>> BEGIN GIVEN DATA

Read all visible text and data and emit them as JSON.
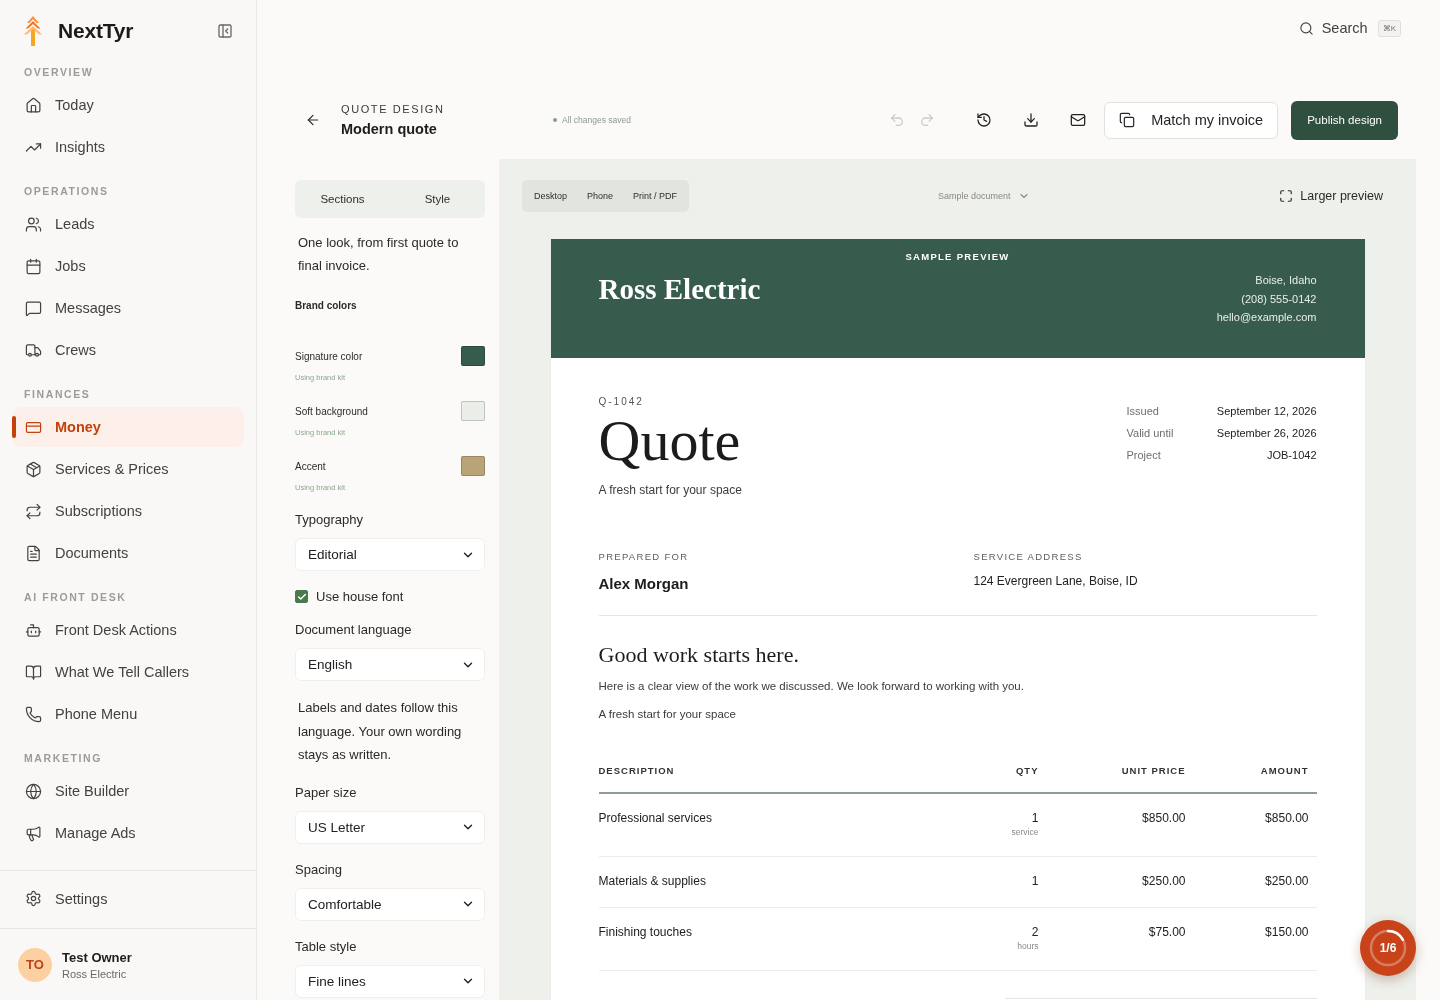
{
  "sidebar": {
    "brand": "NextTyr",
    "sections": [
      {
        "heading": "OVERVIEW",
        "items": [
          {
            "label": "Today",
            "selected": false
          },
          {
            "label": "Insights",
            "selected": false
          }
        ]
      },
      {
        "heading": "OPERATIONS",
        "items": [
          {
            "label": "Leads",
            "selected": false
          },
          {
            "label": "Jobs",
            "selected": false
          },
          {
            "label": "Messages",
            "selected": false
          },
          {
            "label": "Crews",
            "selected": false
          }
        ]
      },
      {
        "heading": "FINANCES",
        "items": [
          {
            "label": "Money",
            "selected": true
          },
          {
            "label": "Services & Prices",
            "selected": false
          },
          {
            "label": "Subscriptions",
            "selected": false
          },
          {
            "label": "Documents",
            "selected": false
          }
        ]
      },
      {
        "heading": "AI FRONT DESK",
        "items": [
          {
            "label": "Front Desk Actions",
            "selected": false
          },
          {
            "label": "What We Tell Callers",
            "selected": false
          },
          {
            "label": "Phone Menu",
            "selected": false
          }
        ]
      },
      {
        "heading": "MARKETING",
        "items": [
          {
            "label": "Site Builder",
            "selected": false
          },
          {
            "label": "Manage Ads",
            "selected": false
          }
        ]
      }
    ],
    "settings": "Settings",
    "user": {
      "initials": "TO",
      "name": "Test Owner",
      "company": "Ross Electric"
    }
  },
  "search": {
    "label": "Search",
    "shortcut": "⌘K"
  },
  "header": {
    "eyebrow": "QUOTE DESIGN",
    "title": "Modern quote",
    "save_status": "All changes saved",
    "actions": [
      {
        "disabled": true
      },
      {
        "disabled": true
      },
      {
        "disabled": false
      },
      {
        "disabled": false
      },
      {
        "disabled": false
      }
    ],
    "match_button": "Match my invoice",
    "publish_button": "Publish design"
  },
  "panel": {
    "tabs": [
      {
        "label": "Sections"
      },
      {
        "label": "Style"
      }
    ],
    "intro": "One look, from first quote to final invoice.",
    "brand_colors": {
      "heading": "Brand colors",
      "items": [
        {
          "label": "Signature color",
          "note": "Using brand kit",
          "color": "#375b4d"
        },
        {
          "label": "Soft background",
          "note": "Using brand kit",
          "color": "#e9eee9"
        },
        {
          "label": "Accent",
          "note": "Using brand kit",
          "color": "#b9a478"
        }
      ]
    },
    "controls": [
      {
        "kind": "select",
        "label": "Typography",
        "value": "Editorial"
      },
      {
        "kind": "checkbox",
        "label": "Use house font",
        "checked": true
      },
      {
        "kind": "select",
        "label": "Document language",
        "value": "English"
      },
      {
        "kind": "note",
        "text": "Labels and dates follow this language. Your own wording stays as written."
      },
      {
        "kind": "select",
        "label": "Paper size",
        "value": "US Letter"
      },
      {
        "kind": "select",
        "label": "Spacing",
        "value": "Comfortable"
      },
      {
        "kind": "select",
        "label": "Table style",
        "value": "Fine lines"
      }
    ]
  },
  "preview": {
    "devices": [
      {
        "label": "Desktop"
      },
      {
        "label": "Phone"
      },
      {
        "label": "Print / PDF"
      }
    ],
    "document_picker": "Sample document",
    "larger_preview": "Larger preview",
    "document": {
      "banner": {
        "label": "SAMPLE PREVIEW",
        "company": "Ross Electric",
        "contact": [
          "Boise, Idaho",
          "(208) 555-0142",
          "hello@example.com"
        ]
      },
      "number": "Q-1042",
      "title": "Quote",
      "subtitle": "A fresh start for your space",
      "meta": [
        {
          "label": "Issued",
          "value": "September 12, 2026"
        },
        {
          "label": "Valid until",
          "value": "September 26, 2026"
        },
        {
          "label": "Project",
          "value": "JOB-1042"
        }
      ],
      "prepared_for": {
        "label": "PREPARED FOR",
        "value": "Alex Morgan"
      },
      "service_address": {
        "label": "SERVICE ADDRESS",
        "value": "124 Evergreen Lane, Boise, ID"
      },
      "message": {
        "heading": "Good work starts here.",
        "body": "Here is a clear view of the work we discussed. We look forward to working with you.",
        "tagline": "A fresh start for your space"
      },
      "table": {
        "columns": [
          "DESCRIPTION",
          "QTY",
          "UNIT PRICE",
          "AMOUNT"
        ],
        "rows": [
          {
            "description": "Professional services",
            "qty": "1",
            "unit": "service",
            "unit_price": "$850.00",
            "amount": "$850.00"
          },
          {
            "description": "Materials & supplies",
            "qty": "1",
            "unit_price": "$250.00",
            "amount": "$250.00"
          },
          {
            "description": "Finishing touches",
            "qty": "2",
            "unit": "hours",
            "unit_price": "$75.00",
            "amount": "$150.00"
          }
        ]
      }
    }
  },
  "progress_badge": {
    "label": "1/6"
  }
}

>> END GIVEN DATA

-- STATED PROBLEM --
Write out the full listing verbatim, excluding its pictures.

-- RESULT FOR THIS EXERCISE --
Read all visible text and data and emit them as JSON.
{
  "sidebar": {
    "brand": "NextTyr",
    "sections": [
      {
        "heading": "OVERVIEW",
        "items": [
          {
            "label": "Today",
            "selected": false
          },
          {
            "label": "Insights",
            "selected": false
          }
        ]
      },
      {
        "heading": "OPERATIONS",
        "items": [
          {
            "label": "Leads",
            "selected": false
          },
          {
            "label": "Jobs",
            "selected": false
          },
          {
            "label": "Messages",
            "selected": false
          },
          {
            "label": "Crews",
            "selected": false
          }
        ]
      },
      {
        "heading": "FINANCES",
        "items": [
          {
            "label": "Money",
            "selected": true
          },
          {
            "label": "Services & Prices",
            "selected": false
          },
          {
            "label": "Subscriptions",
            "selected": false
          },
          {
            "label": "Documents",
            "selected": false
          }
        ]
      },
      {
        "heading": "AI FRONT DESK",
        "items": [
          {
            "label": "Front Desk Actions",
            "selected": false
          },
          {
            "label": "What We Tell Callers",
            "selected": false
          },
          {
            "label": "Phone Menu",
            "selected": false
          }
        ]
      },
      {
        "heading": "MARKETING",
        "items": [
          {
            "label": "Site Builder",
            "selected": false
          },
          {
            "label": "Manage Ads",
            "selected": false
          }
        ]
      }
    ],
    "settings": "Settings",
    "user": {
      "initials": "TO",
      "name": "Test Owner",
      "company": "Ross Electric"
    }
  },
  "search": {
    "label": "Search",
    "shortcut": "⌘K"
  },
  "header": {
    "eyebrow": "QUOTE DESIGN",
    "title": "Modern quote",
    "save_status": "All changes saved",
    "actions": [
      {
        "disabled": true
      },
      {
        "disabled": true
      },
      {
        "disabled": false
      },
      {
        "disabled": false
      },
      {
        "disabled": false
      }
    ],
    "match_button": "Match my invoice",
    "publish_button": "Publish design"
  },
  "panel": {
    "tabs": [
      {
        "label": "Sections"
      },
      {
        "label": "Style"
      }
    ],
    "intro": "One look, from first quote to final invoice.",
    "brand_colors": {
      "heading": "Brand colors",
      "items": [
        {
          "label": "Signature color",
          "note": "Using brand kit",
          "color": "#375b4d"
        },
        {
          "label": "Soft background",
          "note": "Using brand kit",
          "color": "#e9eee9"
        },
        {
          "label": "Accent",
          "note": "Using brand kit",
          "color": "#b9a478"
        }
      ]
    },
    "controls": [
      {
        "kind": "select",
        "label": "Typography",
        "value": "Editorial"
      },
      {
        "kind": "checkbox",
        "label": "Use house font",
        "checked": true
      },
      {
        "kind": "select",
        "label": "Document language",
        "value": "English"
      },
      {
        "kind": "note",
        "text": "Labels and dates follow this language. Your own wording stays as written."
      },
      {
        "kind": "select",
        "label": "Paper size",
        "value": "US Letter"
      },
      {
        "kind": "select",
        "label": "Spacing",
        "value": "Comfortable"
      },
      {
        "kind": "select",
        "label": "Table style",
        "value": "Fine lines"
      }
    ]
  },
  "preview": {
    "devices": [
      {
        "label": "Desktop"
      },
      {
        "label": "Phone"
      },
      {
        "label": "Print / PDF"
      }
    ],
    "document_picker": "Sample document",
    "larger_preview": "Larger preview",
    "document": {
      "banner": {
        "label": "SAMPLE PREVIEW",
        "company": "Ross Electric",
        "contact": [
          "Boise, Idaho",
          "(208) 555-0142",
          "hello@example.com"
        ]
      },
      "number": "Q-1042",
      "title": "Quote",
      "subtitle": "A fresh start for your space",
      "meta": [
        {
          "label": "Issued",
          "value": "September 12, 2026"
        },
        {
          "label": "Valid until",
          "value": "September 26, 2026"
        },
        {
          "label": "Project",
          "value": "JOB-1042"
        }
      ],
      "prepared_for": {
        "label": "PREPARED FOR",
        "value": "Alex Morgan"
      },
      "service_address": {
        "label": "SERVICE ADDRESS",
        "value": "124 Evergreen Lane, Boise, ID"
      },
      "message": {
        "heading": "Good work starts here.",
        "body": "Here is a clear view of the work we discussed. We look forward to working with you.",
        "tagline": "A fresh start for your space"
      },
      "table": {
        "columns": [
          "DESCRIPTION",
          "QTY",
          "UNIT PRICE",
          "AMOUNT"
        ],
        "rows": [
          {
            "description": "Professional services",
            "qty": "1",
            "unit": "service",
            "unit_price": "$850.00",
            "amount": "$850.00"
          },
          {
            "description": "Materials & supplies",
            "qty": "1",
            "unit_price": "$250.00",
            "amount": "$250.00"
          },
          {
            "description": "Finishing touches",
            "qty": "2",
            "unit": "hours",
            "unit_price": "$75.00",
            "amount": "$150.00"
          }
        ]
      }
    }
  },
  "progress_badge": {
    "label": "1/6"
  }
}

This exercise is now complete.